> DATA LISTING
--- START ---

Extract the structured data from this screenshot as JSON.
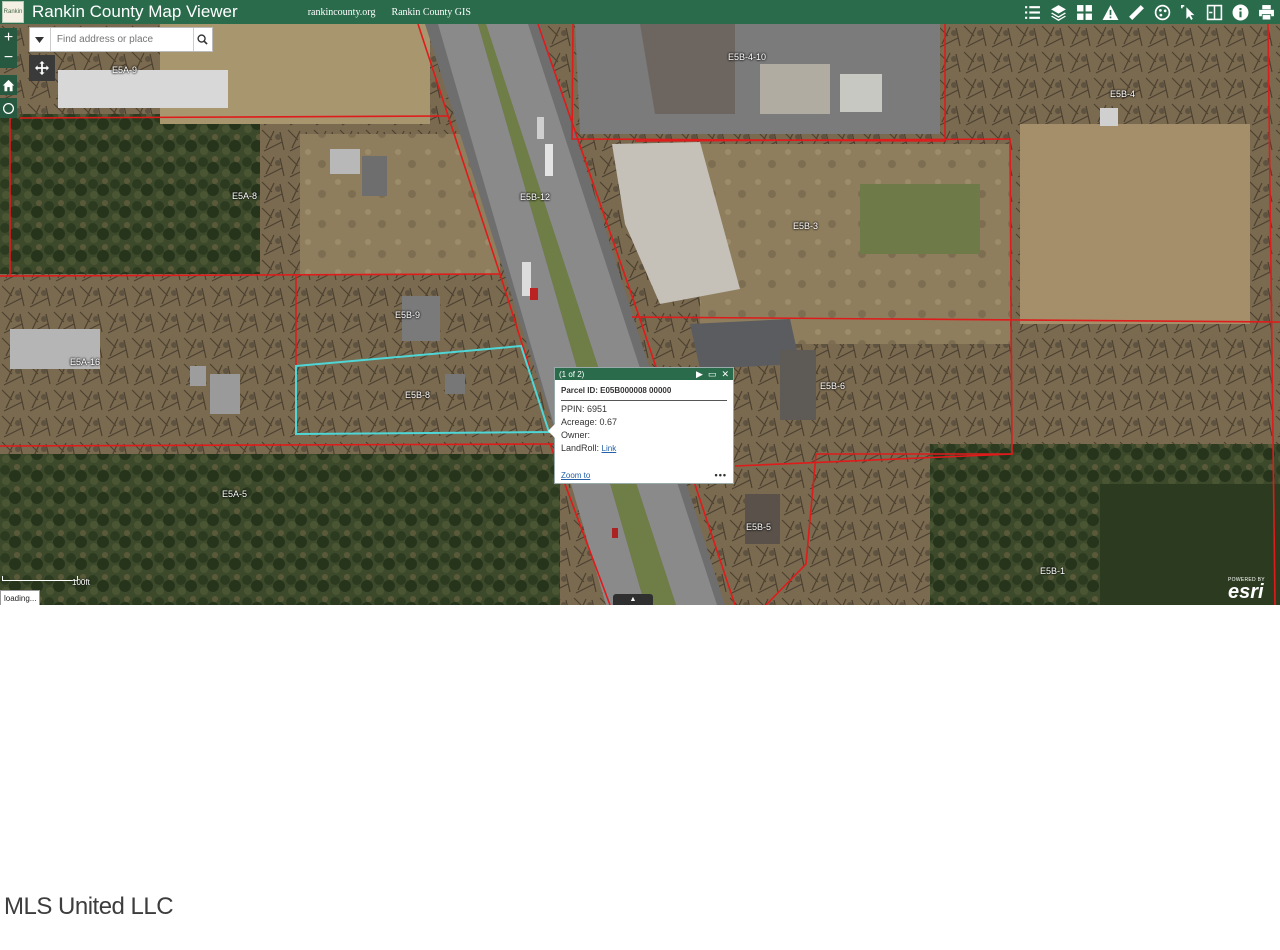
{
  "header": {
    "logo_text": "Rankin",
    "title": "Rankin County Map Viewer",
    "links": [
      "rankincounty.org",
      "Rankin County GIS"
    ],
    "toolbar_icons": [
      "legend-icon",
      "layers-icon",
      "basemap-gallery-icon",
      "warning-icon",
      "measure-icon",
      "draw-icon",
      "select-icon",
      "split-icon",
      "info-icon",
      "print-icon"
    ]
  },
  "colors": {
    "header_green": "#2a6b4c",
    "parcel_line": "#e01b1b",
    "selected_parcel": "#4fd6d6",
    "popup_header": "#2a6b4c"
  },
  "map_controls": {
    "zoom_in": "+",
    "zoom_out": "−",
    "search_placeholder": "Find address or place"
  },
  "parcel_labels": [
    {
      "id": "E5A-9"
    },
    {
      "id": "E5A-8"
    },
    {
      "id": "E5B-12"
    },
    {
      "id": "E5B-9"
    },
    {
      "id": "E5A-16"
    },
    {
      "id": "E5B-8"
    },
    {
      "id": "E5A-5"
    },
    {
      "id": "E5B-4-10"
    },
    {
      "id": "E5B-4"
    },
    {
      "id": "E5B-3"
    },
    {
      "id": "E5B-6"
    },
    {
      "id": "E5B-5"
    },
    {
      "id": "E5B-1"
    }
  ],
  "popup": {
    "counter": "(1 of 2)",
    "title": "Parcel ID: E05B000008 00000",
    "ppin": "PPIN: 6951",
    "acreage": "Acreage: 0.67",
    "owner": "Owner:",
    "landroll_label": "LandRoll:",
    "landroll_link": "Link",
    "zoom_to": "Zoom to",
    "more": "•••"
  },
  "scale": {
    "label": "100ft"
  },
  "status": {
    "text": "loading..."
  },
  "collapse_glyph": "▲",
  "attribution": {
    "powered_by": "POWERED BY",
    "name": "esri"
  },
  "watermark": "MLS United LLC"
}
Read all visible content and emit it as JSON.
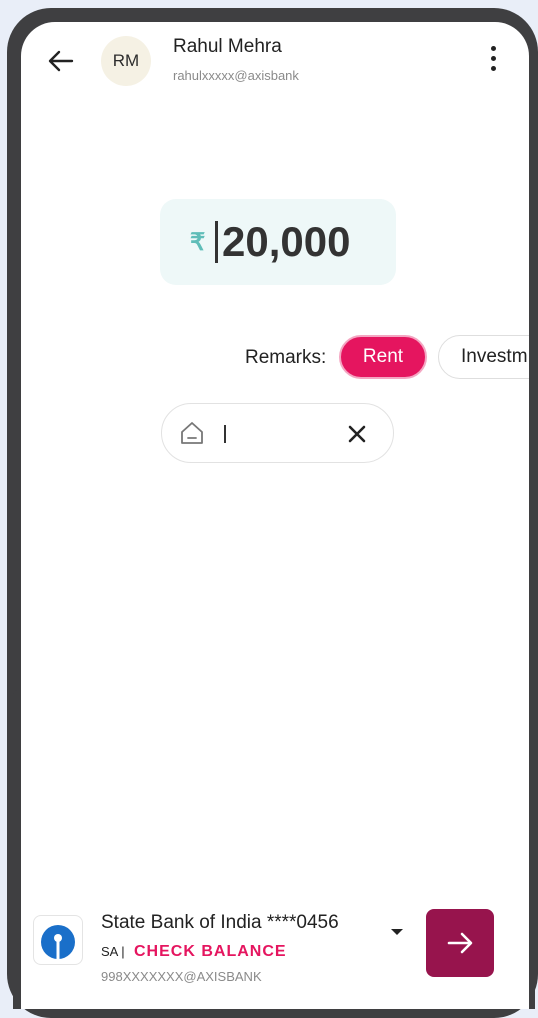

--- END ---

> EXERCISE DETAILS
The records above need to be given again exactly. Omit the pictures.

> SOLUTION BELOW
Extract the structured data from this screenshot as JSON.
{
  "header": {
    "logo_text": "Rankin",
    "title": "Rankin County Map Viewer",
    "links": [
      "rankincounty.org",
      "Rankin County GIS"
    ],
    "toolbar_icons": [
      "legend-icon",
      "layers-icon",
      "basemap-gallery-icon",
      "warning-icon",
      "measure-icon",
      "draw-icon",
      "select-icon",
      "split-icon",
      "info-icon",
      "print-icon"
    ]
  },
  "colors": {
    "header_green": "#2a6b4c",
    "parcel_line": "#e01b1b",
    "selected_parcel": "#4fd6d6",
    "popup_header": "#2a6b4c"
  },
  "map_controls": {
    "zoom_in": "+",
    "zoom_out": "−",
    "search_placeholder": "Find address or place"
  },
  "parcel_labels": [
    {
      "id": "E5A-9"
    },
    {
      "id": "E5A-8"
    },
    {
      "id": "E5B-12"
    },
    {
      "id": "E5B-9"
    },
    {
      "id": "E5A-16"
    },
    {
      "id": "E5B-8"
    },
    {
      "id": "E5A-5"
    },
    {
      "id": "E5B-4-10"
    },
    {
      "id": "E5B-4"
    },
    {
      "id": "E5B-3"
    },
    {
      "id": "E5B-6"
    },
    {
      "id": "E5B-5"
    },
    {
      "id": "E5B-1"
    }
  ],
  "popup": {
    "counter": "(1 of 2)",
    "title": "Parcel ID: E05B000008 00000",
    "ppin": "PPIN: 6951",
    "acreage": "Acreage: 0.67",
    "owner": "Owner:",
    "landroll_label": "LandRoll:",
    "landroll_link": "Link",
    "zoom_to": "Zoom to",
    "more": "•••"
  },
  "scale": {
    "label": "100ft"
  },
  "status": {
    "text": "loading..."
  },
  "collapse_glyph": "▲",
  "attribution": {
    "powered_by": "POWERED BY",
    "name": "esri"
  },
  "watermark": "MLS United LLC"
}
Read all visible content and emit it as JSON.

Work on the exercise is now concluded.